[Items from a figure collection]

______________________________

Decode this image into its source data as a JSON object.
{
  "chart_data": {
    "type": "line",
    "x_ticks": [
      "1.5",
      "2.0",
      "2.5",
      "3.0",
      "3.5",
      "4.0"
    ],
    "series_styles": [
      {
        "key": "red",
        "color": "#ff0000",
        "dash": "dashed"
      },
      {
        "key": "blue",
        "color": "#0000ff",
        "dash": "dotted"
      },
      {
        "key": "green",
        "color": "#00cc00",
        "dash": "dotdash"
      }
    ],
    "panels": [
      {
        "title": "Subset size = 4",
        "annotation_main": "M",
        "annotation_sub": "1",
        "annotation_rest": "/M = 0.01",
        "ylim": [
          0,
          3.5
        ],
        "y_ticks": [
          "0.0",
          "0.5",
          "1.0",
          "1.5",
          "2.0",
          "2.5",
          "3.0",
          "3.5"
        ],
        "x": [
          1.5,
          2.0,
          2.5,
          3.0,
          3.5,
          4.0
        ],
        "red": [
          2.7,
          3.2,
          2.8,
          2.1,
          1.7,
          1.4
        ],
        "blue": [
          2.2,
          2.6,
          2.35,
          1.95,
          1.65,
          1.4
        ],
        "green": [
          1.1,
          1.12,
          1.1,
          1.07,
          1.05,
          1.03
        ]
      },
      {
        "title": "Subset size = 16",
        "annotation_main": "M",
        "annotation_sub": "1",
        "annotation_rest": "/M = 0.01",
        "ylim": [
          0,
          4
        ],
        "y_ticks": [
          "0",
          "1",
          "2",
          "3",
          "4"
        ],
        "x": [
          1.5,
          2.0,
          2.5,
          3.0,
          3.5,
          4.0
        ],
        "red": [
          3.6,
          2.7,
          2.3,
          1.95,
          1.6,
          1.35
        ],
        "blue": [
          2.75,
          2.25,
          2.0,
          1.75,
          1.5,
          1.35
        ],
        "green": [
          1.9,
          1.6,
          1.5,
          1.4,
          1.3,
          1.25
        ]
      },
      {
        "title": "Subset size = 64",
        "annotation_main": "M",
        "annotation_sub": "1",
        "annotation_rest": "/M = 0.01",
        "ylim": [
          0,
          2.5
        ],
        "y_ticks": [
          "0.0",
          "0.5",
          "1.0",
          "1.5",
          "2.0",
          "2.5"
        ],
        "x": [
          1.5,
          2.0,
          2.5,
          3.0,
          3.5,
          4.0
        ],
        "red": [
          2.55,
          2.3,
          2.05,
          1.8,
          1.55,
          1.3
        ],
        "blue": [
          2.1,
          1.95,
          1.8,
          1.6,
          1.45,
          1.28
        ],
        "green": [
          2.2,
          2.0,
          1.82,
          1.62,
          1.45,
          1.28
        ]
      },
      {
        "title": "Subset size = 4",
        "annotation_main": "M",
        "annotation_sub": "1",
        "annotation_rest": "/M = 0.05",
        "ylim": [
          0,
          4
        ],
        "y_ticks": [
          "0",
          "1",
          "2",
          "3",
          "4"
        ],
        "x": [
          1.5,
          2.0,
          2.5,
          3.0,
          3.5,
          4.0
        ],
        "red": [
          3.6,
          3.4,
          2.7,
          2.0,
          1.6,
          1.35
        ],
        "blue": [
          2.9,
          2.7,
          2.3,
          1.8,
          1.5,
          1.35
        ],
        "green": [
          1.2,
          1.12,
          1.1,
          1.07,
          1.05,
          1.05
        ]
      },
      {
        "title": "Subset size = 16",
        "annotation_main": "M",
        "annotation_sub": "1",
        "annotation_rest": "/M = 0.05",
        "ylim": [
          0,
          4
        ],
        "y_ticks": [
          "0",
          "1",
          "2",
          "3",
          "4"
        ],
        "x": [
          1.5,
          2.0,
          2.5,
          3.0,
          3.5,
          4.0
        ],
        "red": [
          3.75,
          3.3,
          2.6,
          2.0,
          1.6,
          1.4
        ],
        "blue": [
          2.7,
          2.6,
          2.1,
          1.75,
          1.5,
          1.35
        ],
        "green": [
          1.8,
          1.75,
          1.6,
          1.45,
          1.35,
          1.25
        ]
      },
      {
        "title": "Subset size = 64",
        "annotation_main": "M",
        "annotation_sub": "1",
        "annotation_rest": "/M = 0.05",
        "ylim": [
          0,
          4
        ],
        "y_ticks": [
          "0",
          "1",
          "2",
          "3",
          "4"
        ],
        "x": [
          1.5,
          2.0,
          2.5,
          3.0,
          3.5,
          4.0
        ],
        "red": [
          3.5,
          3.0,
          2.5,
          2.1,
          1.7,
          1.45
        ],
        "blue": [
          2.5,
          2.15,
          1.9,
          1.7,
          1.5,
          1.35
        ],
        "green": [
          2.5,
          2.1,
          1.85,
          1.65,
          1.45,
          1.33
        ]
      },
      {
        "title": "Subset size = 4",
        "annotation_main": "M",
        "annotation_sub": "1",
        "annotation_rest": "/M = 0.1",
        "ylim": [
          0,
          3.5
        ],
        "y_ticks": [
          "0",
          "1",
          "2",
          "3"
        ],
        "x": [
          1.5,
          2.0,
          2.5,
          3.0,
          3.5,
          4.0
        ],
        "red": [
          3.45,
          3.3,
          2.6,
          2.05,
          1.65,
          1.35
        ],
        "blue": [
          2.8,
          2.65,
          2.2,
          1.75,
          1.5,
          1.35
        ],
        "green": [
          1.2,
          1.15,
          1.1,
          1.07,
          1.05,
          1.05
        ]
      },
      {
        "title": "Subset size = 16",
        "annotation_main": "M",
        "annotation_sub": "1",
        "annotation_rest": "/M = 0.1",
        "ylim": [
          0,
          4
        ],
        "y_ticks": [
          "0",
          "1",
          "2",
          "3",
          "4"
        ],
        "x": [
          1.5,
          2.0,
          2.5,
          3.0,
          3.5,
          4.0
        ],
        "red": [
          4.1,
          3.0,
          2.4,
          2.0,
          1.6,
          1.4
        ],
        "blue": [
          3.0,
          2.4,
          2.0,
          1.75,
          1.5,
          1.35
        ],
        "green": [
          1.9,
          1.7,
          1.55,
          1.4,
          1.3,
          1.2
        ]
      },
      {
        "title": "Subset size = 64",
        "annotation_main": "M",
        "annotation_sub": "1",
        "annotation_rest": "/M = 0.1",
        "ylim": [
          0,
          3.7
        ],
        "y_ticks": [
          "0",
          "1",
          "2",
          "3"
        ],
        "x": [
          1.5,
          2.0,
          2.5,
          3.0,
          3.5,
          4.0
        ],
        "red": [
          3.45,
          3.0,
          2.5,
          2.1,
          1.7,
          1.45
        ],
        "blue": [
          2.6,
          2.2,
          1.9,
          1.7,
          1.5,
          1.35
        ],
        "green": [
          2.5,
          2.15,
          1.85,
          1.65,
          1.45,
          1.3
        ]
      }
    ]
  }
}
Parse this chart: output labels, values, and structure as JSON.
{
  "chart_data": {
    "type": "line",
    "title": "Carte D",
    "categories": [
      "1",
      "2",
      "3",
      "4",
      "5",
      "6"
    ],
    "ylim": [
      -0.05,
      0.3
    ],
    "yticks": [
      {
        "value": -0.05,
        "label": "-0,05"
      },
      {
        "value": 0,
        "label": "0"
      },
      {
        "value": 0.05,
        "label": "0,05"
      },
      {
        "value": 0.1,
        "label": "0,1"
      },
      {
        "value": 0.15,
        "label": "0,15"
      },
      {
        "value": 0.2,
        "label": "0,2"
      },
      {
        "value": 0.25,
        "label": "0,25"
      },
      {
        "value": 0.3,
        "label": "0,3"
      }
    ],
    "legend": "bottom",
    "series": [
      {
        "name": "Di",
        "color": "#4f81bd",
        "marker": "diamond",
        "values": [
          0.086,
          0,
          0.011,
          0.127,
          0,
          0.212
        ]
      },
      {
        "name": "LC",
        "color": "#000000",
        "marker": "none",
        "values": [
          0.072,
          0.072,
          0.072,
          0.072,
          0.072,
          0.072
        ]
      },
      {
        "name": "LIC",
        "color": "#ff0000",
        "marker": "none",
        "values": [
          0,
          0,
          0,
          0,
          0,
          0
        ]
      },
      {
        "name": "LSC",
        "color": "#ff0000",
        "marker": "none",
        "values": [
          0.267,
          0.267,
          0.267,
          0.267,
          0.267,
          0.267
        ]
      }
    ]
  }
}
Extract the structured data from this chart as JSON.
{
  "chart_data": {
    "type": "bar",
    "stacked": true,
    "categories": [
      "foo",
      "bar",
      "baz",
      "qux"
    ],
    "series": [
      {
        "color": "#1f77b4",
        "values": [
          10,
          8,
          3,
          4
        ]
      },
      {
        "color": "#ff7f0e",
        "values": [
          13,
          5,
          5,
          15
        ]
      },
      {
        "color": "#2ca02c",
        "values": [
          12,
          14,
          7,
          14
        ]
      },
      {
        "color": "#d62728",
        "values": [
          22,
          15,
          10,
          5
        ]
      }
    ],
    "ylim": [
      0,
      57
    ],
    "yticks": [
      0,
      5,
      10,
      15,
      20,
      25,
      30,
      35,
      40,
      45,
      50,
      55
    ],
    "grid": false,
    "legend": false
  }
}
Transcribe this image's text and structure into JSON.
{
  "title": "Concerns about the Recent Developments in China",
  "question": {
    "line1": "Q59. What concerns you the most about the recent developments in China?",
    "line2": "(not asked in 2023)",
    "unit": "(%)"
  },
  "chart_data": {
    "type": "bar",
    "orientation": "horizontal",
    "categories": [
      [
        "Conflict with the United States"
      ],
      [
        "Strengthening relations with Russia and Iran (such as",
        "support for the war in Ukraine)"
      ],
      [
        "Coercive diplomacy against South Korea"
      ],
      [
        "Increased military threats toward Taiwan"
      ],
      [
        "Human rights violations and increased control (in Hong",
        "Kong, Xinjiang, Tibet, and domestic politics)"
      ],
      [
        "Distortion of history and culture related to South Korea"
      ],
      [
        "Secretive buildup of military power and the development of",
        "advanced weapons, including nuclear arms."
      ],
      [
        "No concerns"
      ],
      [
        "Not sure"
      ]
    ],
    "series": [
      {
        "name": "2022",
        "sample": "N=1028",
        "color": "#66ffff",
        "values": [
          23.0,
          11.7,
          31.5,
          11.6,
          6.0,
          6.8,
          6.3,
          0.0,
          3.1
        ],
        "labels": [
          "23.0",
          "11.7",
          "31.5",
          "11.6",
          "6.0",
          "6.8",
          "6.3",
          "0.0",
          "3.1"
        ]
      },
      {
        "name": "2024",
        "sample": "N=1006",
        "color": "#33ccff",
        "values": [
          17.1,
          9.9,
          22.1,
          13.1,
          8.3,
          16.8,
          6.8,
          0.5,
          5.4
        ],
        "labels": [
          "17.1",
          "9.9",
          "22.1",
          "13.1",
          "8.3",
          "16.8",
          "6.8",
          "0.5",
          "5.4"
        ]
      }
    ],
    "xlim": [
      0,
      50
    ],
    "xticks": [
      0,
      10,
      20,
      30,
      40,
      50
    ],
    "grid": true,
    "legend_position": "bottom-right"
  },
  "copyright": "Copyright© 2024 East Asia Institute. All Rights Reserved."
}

______________________________

[Exercise instructions] Only a number is wanted: how many lines above include "this"?

[Reply] 4